- Collected data entries -
━━━━━━━━

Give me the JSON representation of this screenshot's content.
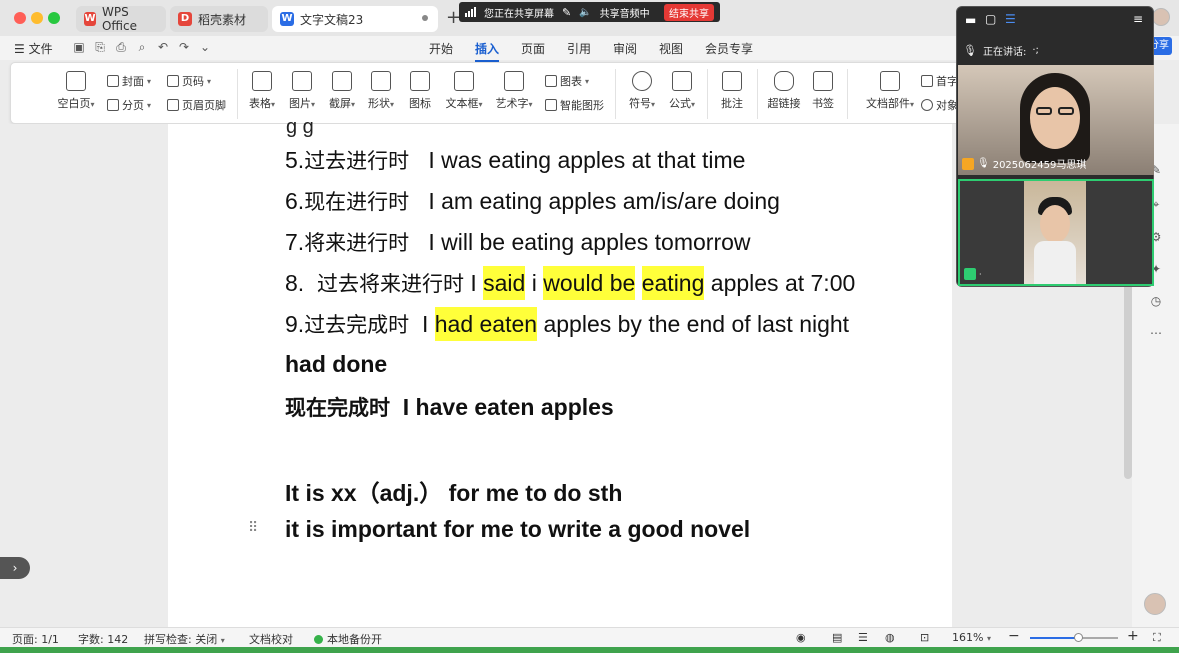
{
  "window": {
    "tabs": [
      {
        "label": "WPS Office"
      },
      {
        "label": "稻壳素材"
      },
      {
        "label": "文字文稿23"
      }
    ]
  },
  "share_bar": {
    "sharing_label": "您正在共享屏幕",
    "audio_label": "共享音频中",
    "end_label": "结束共享"
  },
  "menu": {
    "file_label": "文件",
    "tabs": [
      "开始",
      "插入",
      "页面",
      "引用",
      "审阅",
      "视图",
      "会员专享"
    ],
    "active_tab": "插入",
    "share_btn": "分享"
  },
  "ribbon": {
    "blank_page": "空白页",
    "cover": "封面",
    "section": "分页",
    "page_number": "页码",
    "header_footer": "页眉页脚",
    "table": "表格",
    "picture": "图片",
    "screenshot": "截屏",
    "shapes": "形状",
    "icons": "图标",
    "chart": "图表",
    "smart_graphic": "智能图形",
    "textbox": "文本框",
    "wordart": "艺术字",
    "symbol": "符号",
    "formula": "公式",
    "comment": "批注",
    "hyperlink": "超链接",
    "bookmark": "书签",
    "doc_parts": "文档部件",
    "dropcap": "首字",
    "object": "对象"
  },
  "document": {
    "line5": {
      "num": "5.",
      "cn": "过去进行时",
      "en": "I was eating apples at that time"
    },
    "line6": {
      "num": "6.",
      "cn": "现在进行时",
      "en": "I am eating apples am/is/are doing"
    },
    "line7": {
      "num": "7.",
      "cn": "将来进行时",
      "en": "I will be eating apples tomorrow"
    },
    "line8": {
      "num": "8.",
      "cn": "过去将来进行时",
      "i1": "I",
      "w1": "said",
      "i2": "i",
      "w2": "would be",
      "w3": "eating",
      "rest": "apples at 7:00"
    },
    "line9": {
      "num": "9.",
      "cn": "过去完成时",
      "i": "I",
      "w1": "had eaten",
      "rest": "apples by the end of last night"
    },
    "had_done": "had done",
    "present_perfect": {
      "cn": "现在完成时",
      "en": "I have eaten apples"
    },
    "it_is": "It is xx（adj.）  for me to do sth",
    "example": "it is important for me to write a good novel"
  },
  "call_panel": {
    "speaking_label": "正在讲话:",
    "speaking_suffix": "·;",
    "participant1": "2025062459马思琪"
  },
  "status_bar": {
    "page": "页面: 1/1",
    "words": "字数: 142",
    "spellcheck": "拼写检查: 关闭",
    "proofread": "文档校对",
    "backup": "本地备份开",
    "zoom": "161%"
  },
  "zoom_level_fraction": 0.55,
  "colors": {
    "highlight": "#ffff3a",
    "accent": "#2b6de5",
    "active_speaker": "#2ecc71"
  }
}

━━━━━━━━

- Exercise -
Return each line of the listing that holds the string "eating".

- Worked answer -
      "en": "I was eating apples at that time"
      "en": "I am eating apples am/is/are doing"
      "en": "I will be eating apples tomorrow"
      "w3": "eating",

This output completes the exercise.